* [Prompt]:
Pull every "time" line out of the data below.

* [The records]:
------------
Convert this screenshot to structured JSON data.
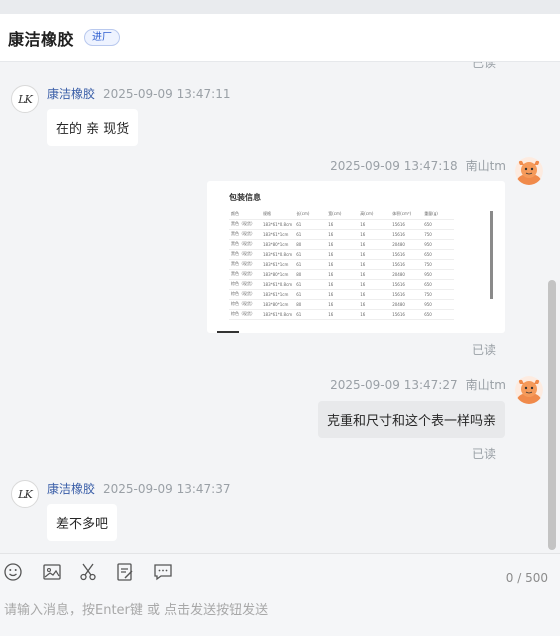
{
  "header": {
    "title": "康洁橡胶",
    "badge": "进厂"
  },
  "messages": [
    {
      "side": "left",
      "sender": "康洁橡胶",
      "time": "2025-09-09 13:47:11",
      "text": "在的 亲 现货"
    },
    {
      "side": "right",
      "sender": "南山tm",
      "time": "2025-09-09 13:47:18",
      "type": "image",
      "status": "已读",
      "image": {
        "caption": "包装信息",
        "columns": [
          "颜色",
          "规格",
          "长(cm)",
          "宽(cm)",
          "高(cm)",
          "体积(cm³)",
          "重量(g)"
        ],
        "rows": [
          [
            "黑色（现货）",
            "183*61*0.8cm",
            "61",
            "16",
            "16",
            "15616",
            "650"
          ],
          [
            "黑色（现货）",
            "183*61*1cm",
            "61",
            "16",
            "16",
            "15616",
            "750"
          ],
          [
            "黑色（现货）",
            "183*80*1cm",
            "80",
            "16",
            "16",
            "20480",
            "950"
          ],
          [
            "黑色（现货）",
            "183*61*0.8cm",
            "61",
            "16",
            "16",
            "15616",
            "650"
          ],
          [
            "黑色（现货）",
            "183*61*1cm",
            "61",
            "16",
            "16",
            "15616",
            "750"
          ],
          [
            "黑色（现货）",
            "183*80*1cm",
            "80",
            "16",
            "16",
            "20480",
            "950"
          ],
          [
            "棕色（现货）",
            "183*61*0.8cm",
            "61",
            "16",
            "16",
            "15616",
            "650"
          ],
          [
            "棕色（现货）",
            "183*61*1cm",
            "61",
            "16",
            "16",
            "15616",
            "750"
          ],
          [
            "棕色（现货）",
            "183*80*1cm",
            "80",
            "16",
            "16",
            "20480",
            "950"
          ],
          [
            "棕色（现货）",
            "183*61*0.8cm",
            "61",
            "16",
            "16",
            "15616",
            "650"
          ]
        ]
      }
    },
    {
      "side": "right",
      "sender": "南山tm",
      "time": "2025-09-09 13:47:27",
      "text": "克重和尺寸和这个表一样吗亲",
      "status": "已读"
    },
    {
      "side": "left",
      "sender": "康洁橡胶",
      "time": "2025-09-09 13:47:37",
      "text": "差不多吧"
    }
  ],
  "earlier_status": "已读",
  "avatars": {
    "left_initials": "LK",
    "right_icon": "cartoon-avatar"
  },
  "toolbar": {
    "icons": [
      "emoji-icon",
      "image-icon",
      "scissors-icon",
      "form-icon",
      "chat-bubble-icon"
    ],
    "counter": "0 / 500"
  },
  "input": {
    "placeholder": "请输入消息，按Enter键 或 点击发送按钮发送",
    "value": ""
  },
  "colors": {
    "sender_blue": "#3a5ea8",
    "gray_text": "#9aa0a6",
    "badge_blue": "#2f5fd0",
    "avatar_orange": "#f08a4b"
  }
}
------------
* [The solution]:
      "time": "2025-09-09 13:47:11",
      "time": "2025-09-09 13:47:18",
      "time": "2025-09-09 13:47:27",
      "time": "2025-09-09 13:47:37",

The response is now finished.